__EXERCISE DESCRIPTION__. Search the listing below for the word "content" and copy each line that holds it.

__ROWS__.

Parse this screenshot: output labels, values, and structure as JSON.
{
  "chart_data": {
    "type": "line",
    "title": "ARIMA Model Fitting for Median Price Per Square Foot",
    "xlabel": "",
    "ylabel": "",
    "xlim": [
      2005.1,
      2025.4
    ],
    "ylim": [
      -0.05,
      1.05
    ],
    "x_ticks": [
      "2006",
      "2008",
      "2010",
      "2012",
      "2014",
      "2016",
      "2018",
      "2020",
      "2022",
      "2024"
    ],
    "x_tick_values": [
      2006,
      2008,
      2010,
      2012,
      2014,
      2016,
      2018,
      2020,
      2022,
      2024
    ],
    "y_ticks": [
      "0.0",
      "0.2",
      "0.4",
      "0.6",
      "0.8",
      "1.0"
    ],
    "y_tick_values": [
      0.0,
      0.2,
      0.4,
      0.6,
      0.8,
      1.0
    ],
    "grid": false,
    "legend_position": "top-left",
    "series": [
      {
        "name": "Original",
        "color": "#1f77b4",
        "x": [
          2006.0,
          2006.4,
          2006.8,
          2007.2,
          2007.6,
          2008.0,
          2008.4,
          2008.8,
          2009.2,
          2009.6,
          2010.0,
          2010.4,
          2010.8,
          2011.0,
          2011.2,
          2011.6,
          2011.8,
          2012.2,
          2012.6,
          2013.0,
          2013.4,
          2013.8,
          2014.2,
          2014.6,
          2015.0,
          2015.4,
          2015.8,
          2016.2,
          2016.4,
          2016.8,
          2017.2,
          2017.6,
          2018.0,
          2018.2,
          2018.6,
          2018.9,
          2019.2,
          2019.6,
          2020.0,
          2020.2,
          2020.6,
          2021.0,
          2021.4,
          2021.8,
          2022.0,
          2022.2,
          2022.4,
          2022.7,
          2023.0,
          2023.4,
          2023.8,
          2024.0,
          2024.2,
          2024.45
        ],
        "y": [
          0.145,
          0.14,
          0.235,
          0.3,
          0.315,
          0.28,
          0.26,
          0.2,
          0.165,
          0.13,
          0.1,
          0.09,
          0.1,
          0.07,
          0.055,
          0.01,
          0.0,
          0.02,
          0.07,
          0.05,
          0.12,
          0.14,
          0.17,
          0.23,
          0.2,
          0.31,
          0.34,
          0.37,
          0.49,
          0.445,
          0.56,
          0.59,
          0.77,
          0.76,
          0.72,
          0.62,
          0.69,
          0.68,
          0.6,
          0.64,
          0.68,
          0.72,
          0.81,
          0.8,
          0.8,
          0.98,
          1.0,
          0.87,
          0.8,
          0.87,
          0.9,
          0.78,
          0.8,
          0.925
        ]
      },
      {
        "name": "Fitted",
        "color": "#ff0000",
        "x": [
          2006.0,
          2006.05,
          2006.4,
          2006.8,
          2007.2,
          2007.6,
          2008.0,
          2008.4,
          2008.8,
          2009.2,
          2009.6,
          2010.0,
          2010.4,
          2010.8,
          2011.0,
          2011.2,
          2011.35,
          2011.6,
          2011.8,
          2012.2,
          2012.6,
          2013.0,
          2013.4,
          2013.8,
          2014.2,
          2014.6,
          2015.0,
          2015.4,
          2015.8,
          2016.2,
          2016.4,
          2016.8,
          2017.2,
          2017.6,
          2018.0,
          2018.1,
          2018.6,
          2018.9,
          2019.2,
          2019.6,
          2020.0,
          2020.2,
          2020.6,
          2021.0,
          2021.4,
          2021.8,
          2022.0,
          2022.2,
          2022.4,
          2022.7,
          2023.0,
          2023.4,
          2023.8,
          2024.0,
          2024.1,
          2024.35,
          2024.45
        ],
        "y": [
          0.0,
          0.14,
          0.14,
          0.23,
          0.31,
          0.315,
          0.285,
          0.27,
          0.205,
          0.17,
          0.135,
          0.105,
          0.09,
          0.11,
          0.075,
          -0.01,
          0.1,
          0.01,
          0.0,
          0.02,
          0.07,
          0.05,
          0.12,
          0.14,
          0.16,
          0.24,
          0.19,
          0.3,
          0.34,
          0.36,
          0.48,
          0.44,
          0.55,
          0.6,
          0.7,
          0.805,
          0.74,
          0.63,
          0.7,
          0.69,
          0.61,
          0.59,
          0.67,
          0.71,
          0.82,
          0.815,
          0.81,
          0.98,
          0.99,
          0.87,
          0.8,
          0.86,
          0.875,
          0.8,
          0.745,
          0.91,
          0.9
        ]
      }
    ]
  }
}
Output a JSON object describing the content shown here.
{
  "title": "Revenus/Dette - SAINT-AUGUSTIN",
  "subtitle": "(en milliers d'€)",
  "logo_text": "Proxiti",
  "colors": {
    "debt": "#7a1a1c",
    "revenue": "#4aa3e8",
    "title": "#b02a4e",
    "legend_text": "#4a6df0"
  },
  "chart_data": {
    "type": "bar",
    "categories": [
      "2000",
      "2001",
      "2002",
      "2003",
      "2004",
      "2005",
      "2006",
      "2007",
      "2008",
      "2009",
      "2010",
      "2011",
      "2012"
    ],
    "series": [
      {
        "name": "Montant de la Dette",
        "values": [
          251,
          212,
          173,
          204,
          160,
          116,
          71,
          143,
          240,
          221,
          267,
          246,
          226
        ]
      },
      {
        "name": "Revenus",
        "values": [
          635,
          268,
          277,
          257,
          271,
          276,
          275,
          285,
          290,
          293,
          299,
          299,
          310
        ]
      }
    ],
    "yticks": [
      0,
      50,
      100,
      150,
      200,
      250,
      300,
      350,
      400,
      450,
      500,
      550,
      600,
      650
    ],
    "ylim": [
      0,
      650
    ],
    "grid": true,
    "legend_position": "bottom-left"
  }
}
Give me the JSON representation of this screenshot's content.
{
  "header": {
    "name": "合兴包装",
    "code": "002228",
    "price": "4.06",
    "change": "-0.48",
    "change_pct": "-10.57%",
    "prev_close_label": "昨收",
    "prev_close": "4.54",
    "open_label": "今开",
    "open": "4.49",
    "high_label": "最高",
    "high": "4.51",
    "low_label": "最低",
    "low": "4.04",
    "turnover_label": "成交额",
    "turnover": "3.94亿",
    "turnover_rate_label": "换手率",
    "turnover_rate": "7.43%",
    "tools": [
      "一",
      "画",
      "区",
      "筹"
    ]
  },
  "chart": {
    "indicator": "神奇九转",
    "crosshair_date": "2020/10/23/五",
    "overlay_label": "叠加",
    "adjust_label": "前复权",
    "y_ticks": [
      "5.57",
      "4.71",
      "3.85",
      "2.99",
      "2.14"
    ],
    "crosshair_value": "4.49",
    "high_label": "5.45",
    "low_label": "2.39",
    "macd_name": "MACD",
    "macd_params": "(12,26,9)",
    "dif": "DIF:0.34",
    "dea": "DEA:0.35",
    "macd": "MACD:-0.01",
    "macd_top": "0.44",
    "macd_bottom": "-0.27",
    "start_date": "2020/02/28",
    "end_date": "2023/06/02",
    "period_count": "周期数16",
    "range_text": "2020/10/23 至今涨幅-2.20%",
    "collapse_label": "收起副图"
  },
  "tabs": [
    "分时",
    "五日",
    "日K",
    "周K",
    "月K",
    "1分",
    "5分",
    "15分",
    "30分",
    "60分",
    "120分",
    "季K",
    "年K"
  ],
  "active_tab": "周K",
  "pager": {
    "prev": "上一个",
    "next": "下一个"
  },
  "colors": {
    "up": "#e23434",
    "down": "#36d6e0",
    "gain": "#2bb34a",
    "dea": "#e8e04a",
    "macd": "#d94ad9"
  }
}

__EXPECTED ANSWER__.
Output a JSON object describing the content shown here.
Give me the JSON representation of this screenshot's content.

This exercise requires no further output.